== Short task ==
Reproduce every entry exactly, without alteration.

==============================

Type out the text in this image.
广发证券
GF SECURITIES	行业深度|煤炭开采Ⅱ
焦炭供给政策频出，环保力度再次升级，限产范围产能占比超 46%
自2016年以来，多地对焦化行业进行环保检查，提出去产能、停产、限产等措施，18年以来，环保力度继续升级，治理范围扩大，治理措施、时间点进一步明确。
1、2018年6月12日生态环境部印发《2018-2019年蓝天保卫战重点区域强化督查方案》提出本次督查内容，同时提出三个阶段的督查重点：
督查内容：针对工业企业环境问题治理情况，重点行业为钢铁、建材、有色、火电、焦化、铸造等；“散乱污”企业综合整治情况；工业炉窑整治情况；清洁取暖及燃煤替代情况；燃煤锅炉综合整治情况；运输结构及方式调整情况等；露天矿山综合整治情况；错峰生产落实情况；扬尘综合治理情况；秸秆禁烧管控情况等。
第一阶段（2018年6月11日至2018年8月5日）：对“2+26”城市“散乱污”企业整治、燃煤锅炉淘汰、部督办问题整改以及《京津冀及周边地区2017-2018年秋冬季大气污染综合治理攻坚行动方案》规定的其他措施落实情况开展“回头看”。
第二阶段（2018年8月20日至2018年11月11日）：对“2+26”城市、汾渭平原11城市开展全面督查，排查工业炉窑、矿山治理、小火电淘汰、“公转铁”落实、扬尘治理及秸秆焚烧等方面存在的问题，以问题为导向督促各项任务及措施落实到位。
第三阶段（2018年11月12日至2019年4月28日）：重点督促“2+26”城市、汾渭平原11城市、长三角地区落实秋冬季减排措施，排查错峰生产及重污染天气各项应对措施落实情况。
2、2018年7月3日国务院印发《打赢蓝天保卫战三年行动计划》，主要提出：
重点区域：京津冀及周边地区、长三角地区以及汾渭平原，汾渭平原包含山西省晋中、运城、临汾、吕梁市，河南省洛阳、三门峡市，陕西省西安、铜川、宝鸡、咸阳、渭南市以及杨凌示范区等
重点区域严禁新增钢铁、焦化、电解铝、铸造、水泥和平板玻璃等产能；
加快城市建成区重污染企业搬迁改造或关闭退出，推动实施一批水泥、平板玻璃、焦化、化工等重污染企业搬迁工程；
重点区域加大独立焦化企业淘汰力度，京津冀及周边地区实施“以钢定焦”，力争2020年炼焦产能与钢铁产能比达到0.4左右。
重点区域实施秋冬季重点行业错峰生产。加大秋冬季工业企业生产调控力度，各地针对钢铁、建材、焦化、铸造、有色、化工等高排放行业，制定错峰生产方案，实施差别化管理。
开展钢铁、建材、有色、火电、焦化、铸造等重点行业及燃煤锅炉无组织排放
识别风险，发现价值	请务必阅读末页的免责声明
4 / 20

==============================

== Completed task ==
Type out the text in this image.
广发证券
GF SECURITIES	行业深度|煤炭开采Ⅱ
焦炭供给政策频出，环保力度再次升级，限产范围产能占比超 46%
自2016年以来，多地对焦化行业进行环保检查，提出去产能、停产、限产等措施，18年以来，环保力度继续升级，治理范围扩大，治理措施、时间点进一步明确。
1、2018年6月12日生态环境部印发《2018-2019年蓝天保卫战重点区域强化督查方案》提出本次督查内容，同时提出三个阶段的督查重点：
督查内容：针对工业企业环境问题治理情况，重点行业为钢铁、建材、有色、火电、焦化、铸造等；“散乱污”企业综合整治情况；工业炉窑整治情况；清洁取暖及燃煤替代情况；燃煤锅炉综合整治情况；运输结构及方式调整情况等；露天矿山综合整治情况；错峰生产落实情况；扬尘综合治理情况；秸秆禁烧管控情况等。
第一阶段（2018年6月11日至2018年8月5日）：对“2+26”城市“散乱污”企业整治、燃煤锅炉淘汰、部督办问题整改以及《京津冀及周边地区2017-2018年秋冬季大气污染综合治理攻坚行动方案》规定的其他措施落实情况开展“回头看”。
第二阶段（2018年8月20日至2018年11月11日）：对“2+26”城市、汾渭平原11城市开展全面督查，排查工业炉窑、矿山治理、小火电淘汰、“公转铁”落实、扬尘治理及秸秆焚烧等方面存在的问题，以问题为导向督促各项任务及措施落实到位。
第三阶段（2018年11月12日至2019年4月28日）：重点督促“2+26”城市、汾渭平原11城市、长三角地区落实秋冬季减排措施，排查错峰生产及重污染天气各项应对措施落实情况。
2、2018年7月3日国务院印发《打赢蓝天保卫战三年行动计划》，主要提出：
重点区域：京津冀及周边地区、长三角地区以及汾渭平原，汾渭平原包含山西省晋中、运城、临汾、吕梁市，河南省洛阳、三门峡市，陕西省西安、铜川、宝鸡、咸阳、渭南市以及杨凌示范区等
重点区域严禁新增钢铁、焦化、电解铝、铸造、水泥和平板玻璃等产能；
加快城市建成区重污染企业搬迁改造或关闭退出，推动实施一批水泥、平板玻璃、焦化、化工等重污染企业搬迁工程；
重点区域加大独立焦化企业淘汰力度，京津冀及周边地区实施“以钢定焦”，力争2020年炼焦产能与钢铁产能比达到0.4左右。
重点区域实施秋冬季重点行业错峰生产。加大秋冬季工业企业生产调控力度，各地针对钢铁、建材、焦化、铸造、有色、化工等高排放行业，制定错峰生产方案，实施差别化管理。
开展钢铁、建材、有色、火电、焦化、铸造等重点行业及燃煤锅炉无组织排放
识别风险，发现价值	请务必阅读末页的免责声明
4 / 20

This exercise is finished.